GIVEN EXERCISE: Exactly as they appear, output all of the entries.

Recorded data
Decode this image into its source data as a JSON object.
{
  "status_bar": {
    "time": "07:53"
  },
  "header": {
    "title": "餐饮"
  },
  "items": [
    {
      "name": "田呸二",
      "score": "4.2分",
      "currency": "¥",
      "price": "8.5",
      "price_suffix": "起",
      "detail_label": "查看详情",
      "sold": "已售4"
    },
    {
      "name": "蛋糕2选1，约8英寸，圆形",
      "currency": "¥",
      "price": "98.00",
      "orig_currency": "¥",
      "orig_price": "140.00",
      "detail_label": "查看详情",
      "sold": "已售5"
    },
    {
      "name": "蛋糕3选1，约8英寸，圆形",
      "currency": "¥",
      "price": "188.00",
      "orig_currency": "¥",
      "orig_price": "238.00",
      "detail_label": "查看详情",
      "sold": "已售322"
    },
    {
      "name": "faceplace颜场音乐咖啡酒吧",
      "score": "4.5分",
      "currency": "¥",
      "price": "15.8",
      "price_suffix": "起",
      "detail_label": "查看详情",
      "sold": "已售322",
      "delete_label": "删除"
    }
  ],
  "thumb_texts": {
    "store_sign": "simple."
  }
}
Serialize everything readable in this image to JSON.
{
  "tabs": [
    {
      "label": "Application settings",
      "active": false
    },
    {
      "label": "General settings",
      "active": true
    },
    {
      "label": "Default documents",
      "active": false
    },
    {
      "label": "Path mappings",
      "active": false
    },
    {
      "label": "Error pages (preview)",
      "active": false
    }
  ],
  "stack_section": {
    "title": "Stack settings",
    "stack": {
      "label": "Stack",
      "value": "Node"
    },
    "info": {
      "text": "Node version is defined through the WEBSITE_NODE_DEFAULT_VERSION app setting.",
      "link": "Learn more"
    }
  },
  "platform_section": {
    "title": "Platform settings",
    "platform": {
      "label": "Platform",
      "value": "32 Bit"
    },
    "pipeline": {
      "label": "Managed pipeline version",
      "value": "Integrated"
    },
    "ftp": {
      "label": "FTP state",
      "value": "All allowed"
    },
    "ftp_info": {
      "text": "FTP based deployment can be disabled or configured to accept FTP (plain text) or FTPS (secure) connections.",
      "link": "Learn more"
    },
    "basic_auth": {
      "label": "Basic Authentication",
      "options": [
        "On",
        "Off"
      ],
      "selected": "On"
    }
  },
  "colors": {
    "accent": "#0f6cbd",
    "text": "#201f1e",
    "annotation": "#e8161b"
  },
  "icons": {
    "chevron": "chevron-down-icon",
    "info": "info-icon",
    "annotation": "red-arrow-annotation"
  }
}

CORRECT OUTPUT:
Decode this image into its source data as a JSON object.
{
  "status_bar": {
    "time": "07:53"
  },
  "header": {
    "title": "餐饮"
  },
  "items": [
    {
      "name": "田呸二",
      "score": "4.2分",
      "currency": "¥",
      "price": "8.5",
      "price_suffix": "起",
      "detail_label": "查看详情",
      "sold": "已售4"
    },
    {
      "name": "蛋糕2选1，约8英寸，圆形",
      "currency": "¥",
      "price": "98.00",
      "orig_currency": "¥",
      "orig_price": "140.00",
      "detail_label": "查看详情",
      "sold": "已售5"
    },
    {
      "name": "蛋糕3选1，约8英寸，圆形",
      "currency": "¥",
      "price": "188.00",
      "orig_currency": "¥",
      "orig_price": "238.00",
      "detail_label": "查看详情",
      "sold": "已售322"
    },
    {
      "name": "faceplace颜场音乐咖啡酒吧",
      "score": "4.5分",
      "currency": "¥",
      "price": "15.8",
      "price_suffix": "起",
      "detail_label": "查看详情",
      "sold": "已售322",
      "delete_label": "删除"
    }
  ],
  "thumb_texts": {
    "store_sign": "simple."
  }
}
Serialize everything readable in this image to JSON.
{
  "tabs": [
    {
      "label": "Application settings",
      "active": false
    },
    {
      "label": "General settings",
      "active": true
    },
    {
      "label": "Default documents",
      "active": false
    },
    {
      "label": "Path mappings",
      "active": false
    },
    {
      "label": "Error pages (preview)",
      "active": false
    }
  ],
  "stack_section": {
    "title": "Stack settings",
    "stack": {
      "label": "Stack",
      "value": "Node"
    },
    "info": {
      "text": "Node version is defined through the WEBSITE_NODE_DEFAULT_VERSION app setting.",
      "link": "Learn more"
    }
  },
  "platform_section": {
    "title": "Platform settings",
    "platform": {
      "label": "Platform",
      "value": "32 Bit"
    },
    "pipeline": {
      "label": "Managed pipeline version",
      "value": "Integrated"
    },
    "ftp": {
      "label": "FTP state",
      "value": "All allowed"
    },
    "ftp_info": {
      "text": "FTP based deployment can be disabled or configured to accept FTP (plain text) or FTPS (secure) connections.",
      "link": "Learn more"
    },
    "basic_auth": {
      "label": "Basic Authentication",
      "options": [
        "On",
        "Off"
      ],
      "selected": "On"
    }
  },
  "colors": {
    "accent": "#0f6cbd",
    "text": "#201f1e",
    "annotation": "#e8161b"
  },
  "icons": {
    "chevron": "chevron-down-icon",
    "info": "info-icon",
    "annotation": "red-arrow-annotation"
  }
}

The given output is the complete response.